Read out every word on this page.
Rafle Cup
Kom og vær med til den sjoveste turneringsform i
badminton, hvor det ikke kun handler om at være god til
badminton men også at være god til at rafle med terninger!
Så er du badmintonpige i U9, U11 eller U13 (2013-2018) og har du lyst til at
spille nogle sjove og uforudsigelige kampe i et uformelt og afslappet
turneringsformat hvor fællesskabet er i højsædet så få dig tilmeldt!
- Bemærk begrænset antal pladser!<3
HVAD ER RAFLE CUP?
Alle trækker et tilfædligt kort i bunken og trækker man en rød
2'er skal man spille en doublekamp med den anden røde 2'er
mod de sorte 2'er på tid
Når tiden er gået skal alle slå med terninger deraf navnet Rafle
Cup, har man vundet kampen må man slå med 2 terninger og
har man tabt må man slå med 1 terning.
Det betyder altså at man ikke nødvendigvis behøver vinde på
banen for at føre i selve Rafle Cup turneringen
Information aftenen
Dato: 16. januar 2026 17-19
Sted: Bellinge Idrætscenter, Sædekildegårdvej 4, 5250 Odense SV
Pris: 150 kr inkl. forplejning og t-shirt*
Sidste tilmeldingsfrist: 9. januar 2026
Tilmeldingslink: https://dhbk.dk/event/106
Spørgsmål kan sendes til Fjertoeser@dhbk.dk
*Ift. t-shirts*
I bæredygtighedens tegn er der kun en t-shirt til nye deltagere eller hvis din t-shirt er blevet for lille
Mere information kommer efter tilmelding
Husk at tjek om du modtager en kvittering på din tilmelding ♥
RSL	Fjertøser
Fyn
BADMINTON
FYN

__WHAT IS EXPECTED__:
Please quote the data above in full, with no line missing.

__FULL SOLUTION__:
Read out every word on this page.
Rafle Cup
Kom og vær med til den sjoveste turneringsform i
badminton, hvor det ikke kun handler om at være god til
badminton men også at være god til at rafle med terninger!
Så er du badmintonpige i U9, U11 eller U13 (2013-2018) og har du lyst til at
spille nogle sjove og uforudsigelige kampe i et uformelt og afslappet
turneringsformat hvor fællesskabet er i højsædet så få dig tilmeldt!
- Bemærk begrænset antal pladser!<3
HVAD ER RAFLE CUP?
Alle trækker et tilfædligt kort i bunken og trækker man en rød
2'er skal man spille en doublekamp med den anden røde 2'er
mod de sorte 2'er på tid
Når tiden er gået skal alle slå med terninger deraf navnet Rafle
Cup, har man vundet kampen må man slå med 2 terninger og
har man tabt må man slå med 1 terning.
Det betyder altså at man ikke nødvendigvis behøver vinde på
banen for at føre i selve Rafle Cup turneringen
Information aftenen
Dato: 16. januar 2026 17-19
Sted: Bellinge Idrætscenter, Sædekildegårdvej 4, 5250 Odense SV
Pris: 150 kr inkl. forplejning og t-shirt*
Sidste tilmeldingsfrist: 9. januar 2026
Tilmeldingslink: https://dhbk.dk/event/106
Spørgsmål kan sendes til Fjertoeser@dhbk.dk
*Ift. t-shirts*
I bæredygtighedens tegn er der kun en t-shirt til nye deltagere eller hvis din t-shirt er blevet for lille
Mere information kommer efter tilmelding
Husk at tjek om du modtager en kvittering på din tilmelding ♥
RSL	Fjertøser
Fyn
BADMINTON
FYN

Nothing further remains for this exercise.